— start Data shown —

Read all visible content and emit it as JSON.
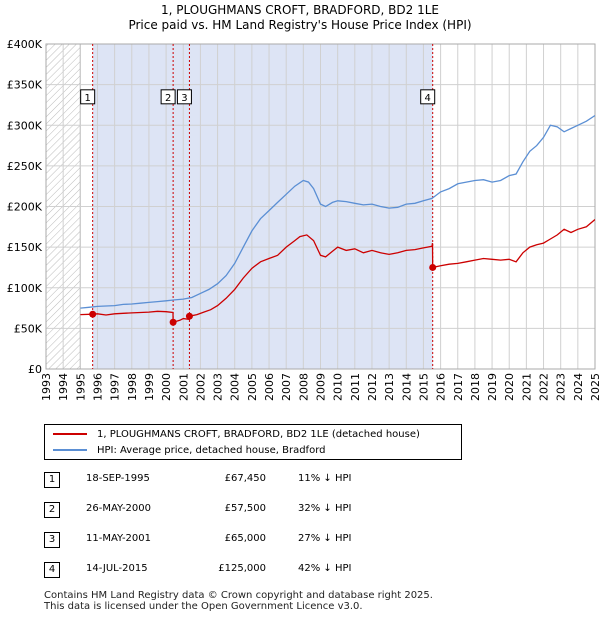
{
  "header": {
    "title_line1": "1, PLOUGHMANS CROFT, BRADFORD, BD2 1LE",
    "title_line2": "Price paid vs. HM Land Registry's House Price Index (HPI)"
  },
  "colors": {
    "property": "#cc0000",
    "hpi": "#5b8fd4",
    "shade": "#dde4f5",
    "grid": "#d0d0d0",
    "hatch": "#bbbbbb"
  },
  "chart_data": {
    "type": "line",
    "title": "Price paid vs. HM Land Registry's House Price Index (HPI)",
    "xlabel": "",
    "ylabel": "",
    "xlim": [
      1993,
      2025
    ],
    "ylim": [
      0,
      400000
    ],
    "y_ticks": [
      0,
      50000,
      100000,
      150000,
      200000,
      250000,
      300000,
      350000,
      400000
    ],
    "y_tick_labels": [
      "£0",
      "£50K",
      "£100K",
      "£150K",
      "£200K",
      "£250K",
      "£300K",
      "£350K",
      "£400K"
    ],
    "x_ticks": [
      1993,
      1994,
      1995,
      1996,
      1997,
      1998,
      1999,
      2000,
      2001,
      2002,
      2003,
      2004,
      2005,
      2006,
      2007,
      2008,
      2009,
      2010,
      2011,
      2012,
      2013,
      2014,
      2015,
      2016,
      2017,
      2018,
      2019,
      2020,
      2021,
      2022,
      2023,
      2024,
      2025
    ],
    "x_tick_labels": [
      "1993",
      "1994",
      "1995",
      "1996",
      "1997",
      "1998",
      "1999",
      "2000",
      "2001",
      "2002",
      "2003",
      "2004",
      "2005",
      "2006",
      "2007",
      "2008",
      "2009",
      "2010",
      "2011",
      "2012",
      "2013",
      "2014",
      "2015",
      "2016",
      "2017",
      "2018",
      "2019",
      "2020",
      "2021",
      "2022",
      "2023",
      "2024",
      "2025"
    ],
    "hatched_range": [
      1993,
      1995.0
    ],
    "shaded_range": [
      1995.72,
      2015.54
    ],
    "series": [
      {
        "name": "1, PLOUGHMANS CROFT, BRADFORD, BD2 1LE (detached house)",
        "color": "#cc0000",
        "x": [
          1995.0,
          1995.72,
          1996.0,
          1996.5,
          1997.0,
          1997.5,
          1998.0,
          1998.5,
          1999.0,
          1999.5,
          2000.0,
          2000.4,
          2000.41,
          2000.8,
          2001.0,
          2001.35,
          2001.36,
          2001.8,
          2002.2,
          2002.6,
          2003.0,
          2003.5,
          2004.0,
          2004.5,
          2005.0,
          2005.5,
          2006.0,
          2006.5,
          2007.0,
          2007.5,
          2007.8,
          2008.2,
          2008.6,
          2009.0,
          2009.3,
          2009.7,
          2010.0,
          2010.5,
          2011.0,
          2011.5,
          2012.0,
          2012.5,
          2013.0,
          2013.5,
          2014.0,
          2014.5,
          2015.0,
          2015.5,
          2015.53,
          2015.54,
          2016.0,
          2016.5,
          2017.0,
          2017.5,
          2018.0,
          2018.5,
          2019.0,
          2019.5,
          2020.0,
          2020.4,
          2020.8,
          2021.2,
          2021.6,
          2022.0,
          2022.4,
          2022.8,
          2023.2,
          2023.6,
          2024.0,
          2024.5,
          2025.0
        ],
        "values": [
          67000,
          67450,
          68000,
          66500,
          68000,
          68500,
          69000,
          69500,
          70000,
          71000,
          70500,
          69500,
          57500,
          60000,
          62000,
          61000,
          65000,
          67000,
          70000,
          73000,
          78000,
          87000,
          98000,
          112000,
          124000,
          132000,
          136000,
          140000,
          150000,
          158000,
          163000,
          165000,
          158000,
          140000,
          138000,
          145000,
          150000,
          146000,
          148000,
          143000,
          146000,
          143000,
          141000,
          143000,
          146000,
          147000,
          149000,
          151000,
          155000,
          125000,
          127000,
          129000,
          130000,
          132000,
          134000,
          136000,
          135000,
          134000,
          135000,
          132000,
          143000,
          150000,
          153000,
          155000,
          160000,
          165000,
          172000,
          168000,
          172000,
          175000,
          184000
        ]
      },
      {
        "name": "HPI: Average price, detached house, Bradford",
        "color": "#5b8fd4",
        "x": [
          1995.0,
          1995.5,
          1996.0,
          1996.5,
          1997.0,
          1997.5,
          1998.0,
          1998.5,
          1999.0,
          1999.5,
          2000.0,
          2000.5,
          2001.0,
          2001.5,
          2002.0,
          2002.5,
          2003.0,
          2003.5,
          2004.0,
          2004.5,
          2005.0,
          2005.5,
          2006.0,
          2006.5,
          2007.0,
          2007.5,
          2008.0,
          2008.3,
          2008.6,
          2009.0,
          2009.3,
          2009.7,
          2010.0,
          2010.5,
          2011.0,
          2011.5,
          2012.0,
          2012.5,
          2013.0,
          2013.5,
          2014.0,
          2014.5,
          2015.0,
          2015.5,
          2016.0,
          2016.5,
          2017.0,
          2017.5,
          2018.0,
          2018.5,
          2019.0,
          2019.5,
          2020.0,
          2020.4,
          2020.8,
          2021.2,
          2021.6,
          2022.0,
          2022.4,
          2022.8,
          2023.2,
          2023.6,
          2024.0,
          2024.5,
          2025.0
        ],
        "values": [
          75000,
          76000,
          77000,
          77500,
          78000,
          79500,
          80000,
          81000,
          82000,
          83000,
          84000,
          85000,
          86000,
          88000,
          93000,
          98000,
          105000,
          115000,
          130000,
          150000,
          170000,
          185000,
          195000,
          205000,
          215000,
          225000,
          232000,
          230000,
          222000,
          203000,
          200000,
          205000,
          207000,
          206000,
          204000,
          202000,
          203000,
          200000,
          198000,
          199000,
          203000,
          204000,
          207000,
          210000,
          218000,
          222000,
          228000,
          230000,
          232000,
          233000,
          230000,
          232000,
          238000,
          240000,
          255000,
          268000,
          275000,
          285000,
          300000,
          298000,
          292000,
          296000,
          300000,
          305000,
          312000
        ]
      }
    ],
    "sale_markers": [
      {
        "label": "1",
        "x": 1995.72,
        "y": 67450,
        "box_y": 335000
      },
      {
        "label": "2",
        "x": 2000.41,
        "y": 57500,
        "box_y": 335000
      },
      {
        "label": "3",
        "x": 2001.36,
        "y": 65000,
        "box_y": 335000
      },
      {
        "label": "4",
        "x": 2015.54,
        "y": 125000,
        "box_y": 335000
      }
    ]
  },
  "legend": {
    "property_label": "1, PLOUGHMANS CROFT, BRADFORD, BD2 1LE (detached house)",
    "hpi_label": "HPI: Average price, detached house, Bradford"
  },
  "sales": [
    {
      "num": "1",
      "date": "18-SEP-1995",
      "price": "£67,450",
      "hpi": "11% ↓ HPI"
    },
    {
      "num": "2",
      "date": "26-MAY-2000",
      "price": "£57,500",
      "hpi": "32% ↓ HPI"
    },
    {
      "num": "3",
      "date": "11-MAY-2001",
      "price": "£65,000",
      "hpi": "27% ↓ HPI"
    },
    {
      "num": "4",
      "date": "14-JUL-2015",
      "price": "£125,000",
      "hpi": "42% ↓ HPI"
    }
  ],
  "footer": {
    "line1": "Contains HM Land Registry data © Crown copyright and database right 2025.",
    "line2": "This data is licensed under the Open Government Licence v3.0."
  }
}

— end Data shown —
— start Data shown —

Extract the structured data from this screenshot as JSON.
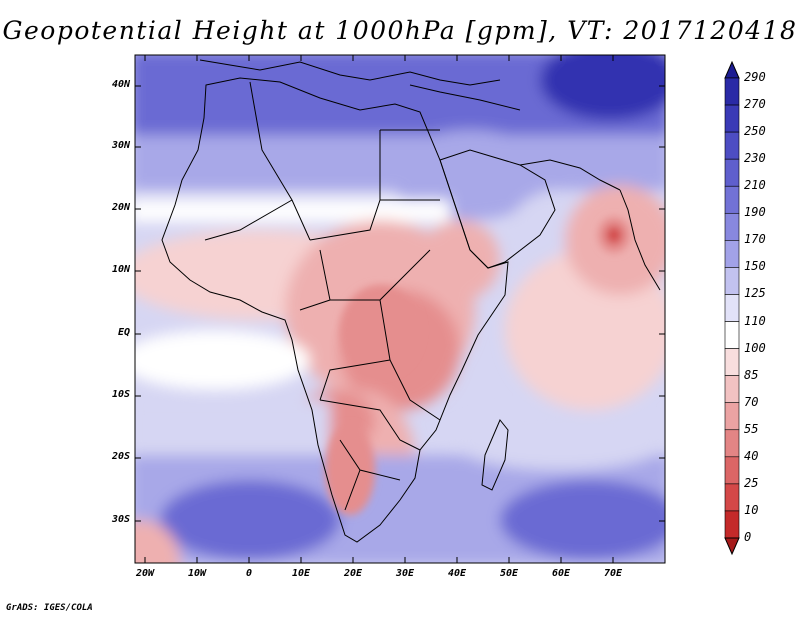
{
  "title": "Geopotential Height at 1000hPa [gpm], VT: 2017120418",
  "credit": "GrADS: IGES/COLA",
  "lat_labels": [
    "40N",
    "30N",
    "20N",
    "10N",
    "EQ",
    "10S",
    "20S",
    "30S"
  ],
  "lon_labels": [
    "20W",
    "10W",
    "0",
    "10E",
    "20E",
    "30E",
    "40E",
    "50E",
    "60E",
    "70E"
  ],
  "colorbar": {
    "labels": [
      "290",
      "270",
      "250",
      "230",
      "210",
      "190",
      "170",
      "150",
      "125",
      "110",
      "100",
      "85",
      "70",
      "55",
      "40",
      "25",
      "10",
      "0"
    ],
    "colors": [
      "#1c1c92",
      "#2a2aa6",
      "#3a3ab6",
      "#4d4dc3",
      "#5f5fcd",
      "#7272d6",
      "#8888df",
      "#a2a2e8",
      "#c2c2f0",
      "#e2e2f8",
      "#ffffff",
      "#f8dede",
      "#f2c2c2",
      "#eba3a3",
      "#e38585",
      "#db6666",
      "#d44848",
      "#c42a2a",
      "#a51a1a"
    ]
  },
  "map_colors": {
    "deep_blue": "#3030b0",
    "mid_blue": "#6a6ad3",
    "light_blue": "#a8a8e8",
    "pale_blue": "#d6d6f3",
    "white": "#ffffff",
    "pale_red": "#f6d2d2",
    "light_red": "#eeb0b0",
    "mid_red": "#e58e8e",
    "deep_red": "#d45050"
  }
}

— end Data shown —
— start Data shown —

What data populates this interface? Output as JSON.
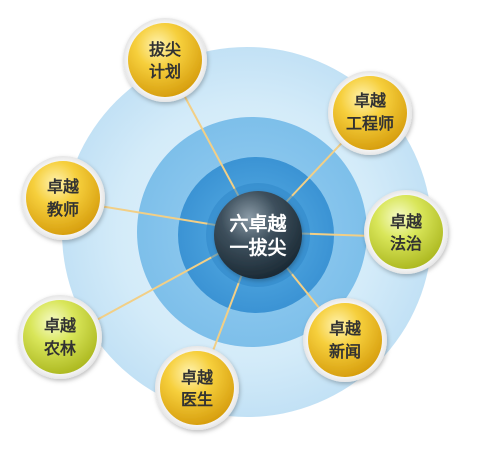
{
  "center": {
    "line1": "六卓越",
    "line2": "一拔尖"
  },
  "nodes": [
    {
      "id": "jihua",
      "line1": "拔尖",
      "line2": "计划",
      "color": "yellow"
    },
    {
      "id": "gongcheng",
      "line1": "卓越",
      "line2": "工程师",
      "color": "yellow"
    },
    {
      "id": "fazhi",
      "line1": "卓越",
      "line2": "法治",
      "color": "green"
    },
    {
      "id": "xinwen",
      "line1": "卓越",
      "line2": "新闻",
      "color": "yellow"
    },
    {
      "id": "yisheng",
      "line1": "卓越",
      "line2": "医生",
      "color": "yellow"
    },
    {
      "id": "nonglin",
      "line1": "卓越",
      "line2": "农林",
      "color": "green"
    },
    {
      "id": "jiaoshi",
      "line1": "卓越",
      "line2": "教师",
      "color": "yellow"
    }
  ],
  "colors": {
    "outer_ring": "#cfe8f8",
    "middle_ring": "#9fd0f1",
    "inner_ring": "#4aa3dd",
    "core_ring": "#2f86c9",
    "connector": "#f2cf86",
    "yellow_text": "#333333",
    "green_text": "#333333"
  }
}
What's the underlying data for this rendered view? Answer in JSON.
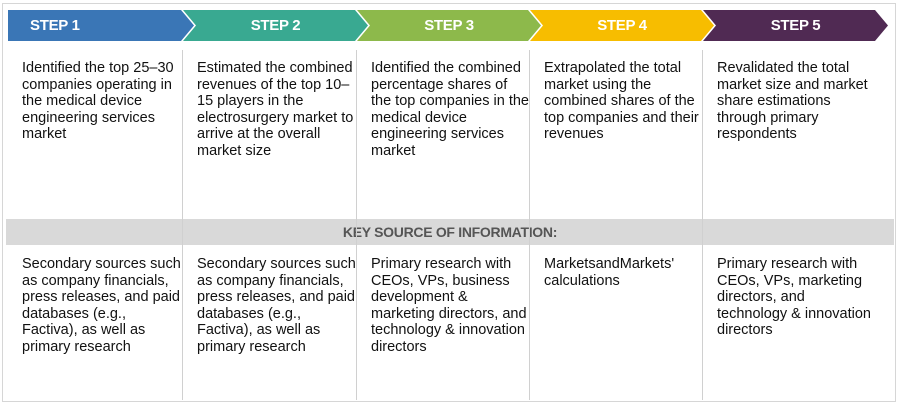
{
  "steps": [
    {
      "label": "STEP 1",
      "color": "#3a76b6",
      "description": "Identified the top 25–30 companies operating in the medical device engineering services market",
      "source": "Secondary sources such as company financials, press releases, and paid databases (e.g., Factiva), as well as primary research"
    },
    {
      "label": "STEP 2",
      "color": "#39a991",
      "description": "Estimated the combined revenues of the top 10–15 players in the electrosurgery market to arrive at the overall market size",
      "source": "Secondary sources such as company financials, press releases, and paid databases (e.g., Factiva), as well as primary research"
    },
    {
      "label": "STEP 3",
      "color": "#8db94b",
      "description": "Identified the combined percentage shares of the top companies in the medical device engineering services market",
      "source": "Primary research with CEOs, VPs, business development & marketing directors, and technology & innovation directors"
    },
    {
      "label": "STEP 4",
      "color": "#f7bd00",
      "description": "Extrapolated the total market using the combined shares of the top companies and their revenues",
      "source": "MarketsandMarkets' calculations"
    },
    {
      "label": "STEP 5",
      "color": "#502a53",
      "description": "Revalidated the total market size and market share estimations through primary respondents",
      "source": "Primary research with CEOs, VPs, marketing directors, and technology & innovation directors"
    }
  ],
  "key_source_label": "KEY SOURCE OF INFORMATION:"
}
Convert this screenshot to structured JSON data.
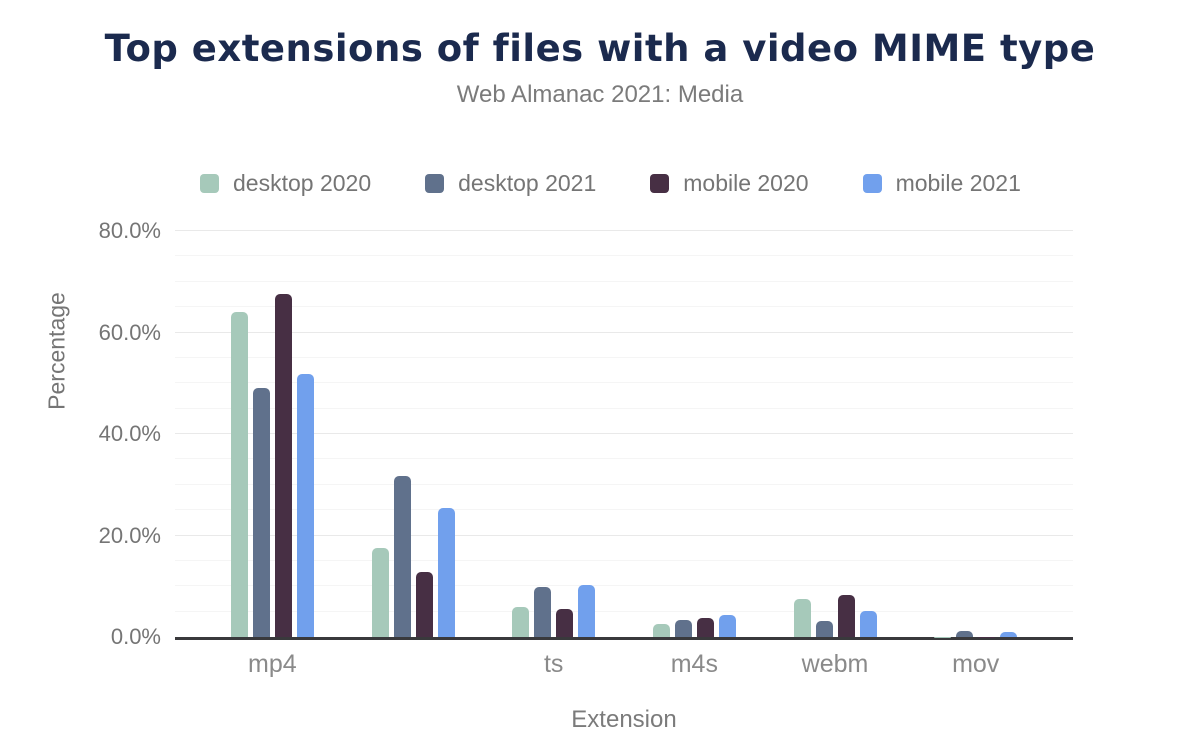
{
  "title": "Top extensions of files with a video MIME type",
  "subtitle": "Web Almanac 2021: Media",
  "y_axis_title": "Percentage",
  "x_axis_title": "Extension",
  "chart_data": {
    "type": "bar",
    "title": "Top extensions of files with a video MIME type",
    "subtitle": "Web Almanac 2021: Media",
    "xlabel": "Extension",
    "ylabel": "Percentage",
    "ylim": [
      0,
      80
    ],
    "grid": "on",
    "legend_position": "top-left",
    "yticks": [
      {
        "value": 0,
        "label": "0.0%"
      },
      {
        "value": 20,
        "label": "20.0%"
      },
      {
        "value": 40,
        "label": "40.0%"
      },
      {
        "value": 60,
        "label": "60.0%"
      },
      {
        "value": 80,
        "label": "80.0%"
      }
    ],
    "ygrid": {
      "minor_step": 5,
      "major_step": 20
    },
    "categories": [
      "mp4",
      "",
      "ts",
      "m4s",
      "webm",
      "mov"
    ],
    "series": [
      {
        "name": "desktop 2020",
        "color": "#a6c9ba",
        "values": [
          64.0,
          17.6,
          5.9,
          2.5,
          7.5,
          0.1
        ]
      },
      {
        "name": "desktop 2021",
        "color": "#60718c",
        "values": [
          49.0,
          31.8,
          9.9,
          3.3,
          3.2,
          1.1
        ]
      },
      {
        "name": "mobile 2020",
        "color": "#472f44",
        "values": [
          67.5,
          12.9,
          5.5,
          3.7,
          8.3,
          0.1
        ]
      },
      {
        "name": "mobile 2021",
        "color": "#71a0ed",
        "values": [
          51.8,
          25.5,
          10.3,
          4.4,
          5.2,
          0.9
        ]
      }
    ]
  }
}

— end Data shown —

**Request:**
Show every line in the records above that contains the word "engineering".

**Full solution:**
      "description": "Identified the top 25–30 companies operating in the medical device engineering services market",
      "description": "Identified the combined percentage shares of the top companies in the medical device engineering services market",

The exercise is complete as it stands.